▶ **What needs to be done**:
Print out the material that follows word for word.

[START]

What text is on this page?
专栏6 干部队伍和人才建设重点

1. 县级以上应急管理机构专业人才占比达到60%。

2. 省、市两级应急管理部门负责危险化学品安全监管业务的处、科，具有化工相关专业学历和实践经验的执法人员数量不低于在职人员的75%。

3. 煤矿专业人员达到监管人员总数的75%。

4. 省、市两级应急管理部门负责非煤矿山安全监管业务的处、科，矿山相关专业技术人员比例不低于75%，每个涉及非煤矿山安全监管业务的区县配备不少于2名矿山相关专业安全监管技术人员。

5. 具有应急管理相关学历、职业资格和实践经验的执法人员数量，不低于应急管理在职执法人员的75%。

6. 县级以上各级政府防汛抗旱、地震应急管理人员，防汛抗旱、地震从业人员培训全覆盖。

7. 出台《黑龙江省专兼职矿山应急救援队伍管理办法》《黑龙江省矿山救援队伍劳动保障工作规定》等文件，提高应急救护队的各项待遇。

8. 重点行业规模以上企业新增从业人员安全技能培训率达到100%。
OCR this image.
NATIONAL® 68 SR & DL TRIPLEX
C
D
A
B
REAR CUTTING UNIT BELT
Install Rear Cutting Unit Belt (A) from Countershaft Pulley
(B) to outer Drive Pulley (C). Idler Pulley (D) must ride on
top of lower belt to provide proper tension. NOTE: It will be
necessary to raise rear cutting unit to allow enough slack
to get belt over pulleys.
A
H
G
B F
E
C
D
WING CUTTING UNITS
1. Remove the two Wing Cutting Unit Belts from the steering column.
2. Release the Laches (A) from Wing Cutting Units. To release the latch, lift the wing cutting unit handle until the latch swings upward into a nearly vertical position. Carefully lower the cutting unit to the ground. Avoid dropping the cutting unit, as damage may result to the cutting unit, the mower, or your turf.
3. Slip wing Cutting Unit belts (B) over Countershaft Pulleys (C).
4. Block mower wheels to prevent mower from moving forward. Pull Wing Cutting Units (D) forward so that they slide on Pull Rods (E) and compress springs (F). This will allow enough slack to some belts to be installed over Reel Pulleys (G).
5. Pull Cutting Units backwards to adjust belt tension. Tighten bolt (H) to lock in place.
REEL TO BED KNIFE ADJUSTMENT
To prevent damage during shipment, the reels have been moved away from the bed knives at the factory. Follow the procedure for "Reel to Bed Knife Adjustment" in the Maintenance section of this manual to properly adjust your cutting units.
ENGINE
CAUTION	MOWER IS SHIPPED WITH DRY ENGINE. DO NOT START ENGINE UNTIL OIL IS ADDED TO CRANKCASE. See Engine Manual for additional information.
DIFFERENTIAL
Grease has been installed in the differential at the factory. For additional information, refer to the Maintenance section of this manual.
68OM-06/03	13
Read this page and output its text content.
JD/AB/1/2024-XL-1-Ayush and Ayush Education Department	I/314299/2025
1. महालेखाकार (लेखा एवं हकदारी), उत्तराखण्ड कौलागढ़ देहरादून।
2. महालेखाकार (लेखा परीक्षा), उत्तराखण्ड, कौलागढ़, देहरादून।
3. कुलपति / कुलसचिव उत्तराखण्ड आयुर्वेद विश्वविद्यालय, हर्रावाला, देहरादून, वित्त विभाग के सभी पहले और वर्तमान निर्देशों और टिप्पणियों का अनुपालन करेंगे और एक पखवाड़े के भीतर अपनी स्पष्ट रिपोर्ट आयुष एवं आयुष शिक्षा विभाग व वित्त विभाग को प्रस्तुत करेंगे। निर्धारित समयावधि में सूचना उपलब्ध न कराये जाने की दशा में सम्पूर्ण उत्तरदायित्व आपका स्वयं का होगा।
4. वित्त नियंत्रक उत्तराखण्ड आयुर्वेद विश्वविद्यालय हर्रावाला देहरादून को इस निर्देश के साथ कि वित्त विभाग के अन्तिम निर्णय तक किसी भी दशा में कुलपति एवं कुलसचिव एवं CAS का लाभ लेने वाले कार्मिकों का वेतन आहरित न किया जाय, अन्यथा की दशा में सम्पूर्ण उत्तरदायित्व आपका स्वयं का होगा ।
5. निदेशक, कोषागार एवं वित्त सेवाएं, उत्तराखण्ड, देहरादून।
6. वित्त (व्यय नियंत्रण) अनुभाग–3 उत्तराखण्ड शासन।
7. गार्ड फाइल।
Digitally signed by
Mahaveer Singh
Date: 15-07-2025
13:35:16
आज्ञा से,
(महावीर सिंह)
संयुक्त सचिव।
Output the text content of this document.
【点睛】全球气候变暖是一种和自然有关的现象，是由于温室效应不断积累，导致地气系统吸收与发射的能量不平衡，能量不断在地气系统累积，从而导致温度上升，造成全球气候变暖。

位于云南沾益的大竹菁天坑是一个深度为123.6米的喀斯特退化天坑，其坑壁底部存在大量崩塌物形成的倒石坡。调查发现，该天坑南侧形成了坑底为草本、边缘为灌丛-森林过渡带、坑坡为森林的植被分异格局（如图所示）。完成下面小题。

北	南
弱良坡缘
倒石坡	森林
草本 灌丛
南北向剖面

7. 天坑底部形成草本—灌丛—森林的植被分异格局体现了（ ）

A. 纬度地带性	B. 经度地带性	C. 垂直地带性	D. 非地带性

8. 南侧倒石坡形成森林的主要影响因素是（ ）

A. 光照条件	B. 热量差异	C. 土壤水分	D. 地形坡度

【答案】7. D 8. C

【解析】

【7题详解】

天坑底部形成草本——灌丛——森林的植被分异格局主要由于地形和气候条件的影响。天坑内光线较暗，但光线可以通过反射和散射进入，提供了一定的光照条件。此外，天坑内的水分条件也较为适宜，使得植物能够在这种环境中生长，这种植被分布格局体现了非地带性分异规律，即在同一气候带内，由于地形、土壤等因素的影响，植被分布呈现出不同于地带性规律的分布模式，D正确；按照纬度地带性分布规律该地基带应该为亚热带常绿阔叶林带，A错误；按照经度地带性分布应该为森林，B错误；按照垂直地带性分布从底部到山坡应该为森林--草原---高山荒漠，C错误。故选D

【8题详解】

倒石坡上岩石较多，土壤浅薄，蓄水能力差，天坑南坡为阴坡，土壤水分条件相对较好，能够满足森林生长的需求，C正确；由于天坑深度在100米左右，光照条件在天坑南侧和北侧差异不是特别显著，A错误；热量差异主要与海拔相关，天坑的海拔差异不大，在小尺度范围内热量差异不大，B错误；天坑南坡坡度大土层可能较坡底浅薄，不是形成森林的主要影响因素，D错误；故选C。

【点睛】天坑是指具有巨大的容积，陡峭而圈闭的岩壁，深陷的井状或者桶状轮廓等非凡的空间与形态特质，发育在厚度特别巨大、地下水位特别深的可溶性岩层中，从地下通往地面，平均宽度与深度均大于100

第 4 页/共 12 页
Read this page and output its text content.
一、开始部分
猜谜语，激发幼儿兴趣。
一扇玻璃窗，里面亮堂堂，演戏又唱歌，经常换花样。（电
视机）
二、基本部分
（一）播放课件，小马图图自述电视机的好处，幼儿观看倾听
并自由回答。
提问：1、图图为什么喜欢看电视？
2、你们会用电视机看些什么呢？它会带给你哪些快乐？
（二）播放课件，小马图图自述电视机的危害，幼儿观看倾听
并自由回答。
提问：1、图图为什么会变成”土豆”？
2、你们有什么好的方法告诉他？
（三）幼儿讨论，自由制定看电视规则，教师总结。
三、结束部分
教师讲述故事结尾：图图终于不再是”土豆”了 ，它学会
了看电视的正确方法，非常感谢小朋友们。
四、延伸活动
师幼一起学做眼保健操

[END]

▶ **Written solution**:
What text is on this page?
专栏6 干部队伍和人才建设重点

1. 县级以上应急管理机构专业人才占比达到60%。

2. 省、市两级应急管理部门负责危险化学品安全监管业务的处、科，具有化工相关专业学历和实践经验的执法人员数量不低于在职人员的75%。

3. 煤矿专业人员达到监管人员总数的75%。

4. 省、市两级应急管理部门负责非煤矿山安全监管业务的处、科，矿山相关专业技术人员比例不低于75%，每个涉及非煤矿山安全监管业务的区县配备不少于2名矿山相关专业安全监管技术人员。

5. 具有应急管理相关学历、职业资格和实践经验的执法人员数量，不低于应急管理在职执法人员的75%。

6. 县级以上各级政府防汛抗旱、地震应急管理人员，防汛抗旱、地震从业人员培训全覆盖。

7. 出台《黑龙江省专兼职矿山应急救援队伍管理办法》《黑龙江省矿山救援队伍劳动保障工作规定》等文件，提高应急救护队的各项待遇。

8. 重点行业规模以上企业新增从业人员安全技能培训率达到100%。
OCR this image.
NATIONAL® 68 SR & DL TRIPLEX
C
D
A
B
REAR CUTTING UNIT BELT
Install Rear Cutting Unit Belt (A) from Countershaft Pulley
(B) to outer Drive Pulley (C). Idler Pulley (D) must ride on
top of lower belt to provide proper tension. NOTE: It will be
necessary to raise rear cutting unit to allow enough slack
to get belt over pulleys.
A
H
G
B F
E
C
D
WING CUTTING UNITS
1. Remove the two Wing Cutting Unit Belts from the steering column.
2. Release the Laches (A) from Wing Cutting Units. To release the latch, lift the wing cutting unit handle until the latch swings upward into a nearly vertical position. Carefully lower the cutting unit to the ground. Avoid dropping the cutting unit, as damage may result to the cutting unit, the mower, or your turf.
3. Slip wing Cutting Unit belts (B) over Countershaft Pulleys (C).
4. Block mower wheels to prevent mower from moving forward. Pull Wing Cutting Units (D) forward so that they slide on Pull Rods (E) and compress springs (F). This will allow enough slack to some belts to be installed over Reel Pulleys (G).
5. Pull Cutting Units backwards to adjust belt tension. Tighten bolt (H) to lock in place.
REEL TO BED KNIFE ADJUSTMENT
To prevent damage during shipment, the reels have been moved away from the bed knives at the factory. Follow the procedure for "Reel to Bed Knife Adjustment" in the Maintenance section of this manual to properly adjust your cutting units.
ENGINE
CAUTION	MOWER IS SHIPPED WITH DRY ENGINE. DO NOT START ENGINE UNTIL OIL IS ADDED TO CRANKCASE. See Engine Manual for additional information.
DIFFERENTIAL
Grease has been installed in the differential at the factory. For additional information, refer to the Maintenance section of this manual.
68OM-06/03	13
Read this page and output its text content.
JD/AB/1/2024-XL-1-Ayush and Ayush Education Department	I/314299/2025
1. महालेखाकार (लेखा एवं हकदारी), उत्तराखण्ड कौलागढ़ देहरादून।
2. महालेखाकार (लेखा परीक्षा), उत्तराखण्ड, कौलागढ़, देहरादून।
3. कुलपति / कुलसचिव उत्तराखण्ड आयुर्वेद विश्वविद्यालय, हर्रावाला, देहरादून, वित्त विभाग के सभी पहले और वर्तमान निर्देशों और टिप्पणियों का अनुपालन करेंगे और एक पखवाड़े के भीतर अपनी स्पष्ट रिपोर्ट आयुष एवं आयुष शिक्षा विभाग व वित्त विभाग को प्रस्तुत करेंगे। निर्धारित समयावधि में सूचना उपलब्ध न कराये जाने की दशा में सम्पूर्ण उत्तरदायित्व आपका स्वयं का होगा।
4. वित्त नियंत्रक उत्तराखण्ड आयुर्वेद विश्वविद्यालय हर्रावाला देहरादून को इस निर्देश के साथ कि वित्त विभाग के अन्तिम निर्णय तक किसी भी दशा में कुलपति एवं कुलसचिव एवं CAS का लाभ लेने वाले कार्मिकों का वेतन आहरित न किया जाय, अन्यथा की दशा में सम्पूर्ण उत्तरदायित्व आपका स्वयं का होगा ।
5. निदेशक, कोषागार एवं वित्त सेवाएं, उत्तराखण्ड, देहरादून।
6. वित्त (व्यय नियंत्रण) अनुभाग–3 उत्तराखण्ड शासन।
7. गार्ड फाइल।
Digitally signed by
Mahaveer Singh
Date: 15-07-2025
13:35:16
आज्ञा से,
(महावीर सिंह)
संयुक्त सचिव।
Output the text content of this document.
【点睛】全球气候变暖是一种和自然有关的现象，是由于温室效应不断积累，导致地气系统吸收与发射的能量不平衡，能量不断在地气系统累积，从而导致温度上升，造成全球气候变暖。

位于云南沾益的大竹菁天坑是一个深度为123.6米的喀斯特退化天坑，其坑壁底部存在大量崩塌物形成的倒石坡。调查发现，该天坑南侧形成了坑底为草本、边缘为灌丛-森林过渡带、坑坡为森林的植被分异格局（如图所示）。完成下面小题。

北	南
弱良坡缘
倒石坡	森林
草本 灌丛
南北向剖面

7. 天坑底部形成草本—灌丛—森林的植被分异格局体现了（ ）

A. 纬度地带性	B. 经度地带性	C. 垂直地带性	D. 非地带性

8. 南侧倒石坡形成森林的主要影响因素是（ ）

A. 光照条件	B. 热量差异	C. 土壤水分	D. 地形坡度

【答案】7. D 8. C

【解析】

【7题详解】

天坑底部形成草本——灌丛——森林的植被分异格局主要由于地形和气候条件的影响。天坑内光线较暗，但光线可以通过反射和散射进入，提供了一定的光照条件。此外，天坑内的水分条件也较为适宜，使得植物能够在这种环境中生长，这种植被分布格局体现了非地带性分异规律，即在同一气候带内，由于地形、土壤等因素的影响，植被分布呈现出不同于地带性规律的分布模式，D正确；按照纬度地带性分布规律该地基带应该为亚热带常绿阔叶林带，A错误；按照经度地带性分布应该为森林，B错误；按照垂直地带性分布从底部到山坡应该为森林--草原---高山荒漠，C错误。故选D

【8题详解】

倒石坡上岩石较多，土壤浅薄，蓄水能力差，天坑南坡为阴坡，土壤水分条件相对较好，能够满足森林生长的需求，C正确；由于天坑深度在100米左右，光照条件在天坑南侧和北侧差异不是特别显著，A错误；热量差异主要与海拔相关，天坑的海拔差异不大，在小尺度范围内热量差异不大，B错误；天坑南坡坡度大土层可能较坡底浅薄，不是形成森林的主要影响因素，D错误；故选C。

【点睛】天坑是指具有巨大的容积，陡峭而圈闭的岩壁，深陷的井状或者桶状轮廓等非凡的空间与形态特质，发育在厚度特别巨大、地下水位特别深的可溶性岩层中，从地下通往地面，平均宽度与深度均大于100

第 4 页/共 12 页
Read this page and output its text content.
一、开始部分
猜谜语，激发幼儿兴趣。
一扇玻璃窗，里面亮堂堂，演戏又唱歌，经常换花样。（电
视机）
二、基本部分
（一）播放课件，小马图图自述电视机的好处，幼儿观看倾听
并自由回答。
提问：1、图图为什么喜欢看电视？
2、你们会用电视机看些什么呢？它会带给你哪些快乐？
（二）播放课件，小马图图自述电视机的危害，幼儿观看倾听
并自由回答。
提问：1、图图为什么会变成”土豆”？
2、你们有什么好的方法告诉他？
（三）幼儿讨论，自由制定看电视规则，教师总结。
三、结束部分
教师讲述故事结尾：图图终于不再是”土豆”了 ，它学会
了看电视的正确方法，非常感谢小朋友们。
四、延伸活动
师幼一起学做眼保健操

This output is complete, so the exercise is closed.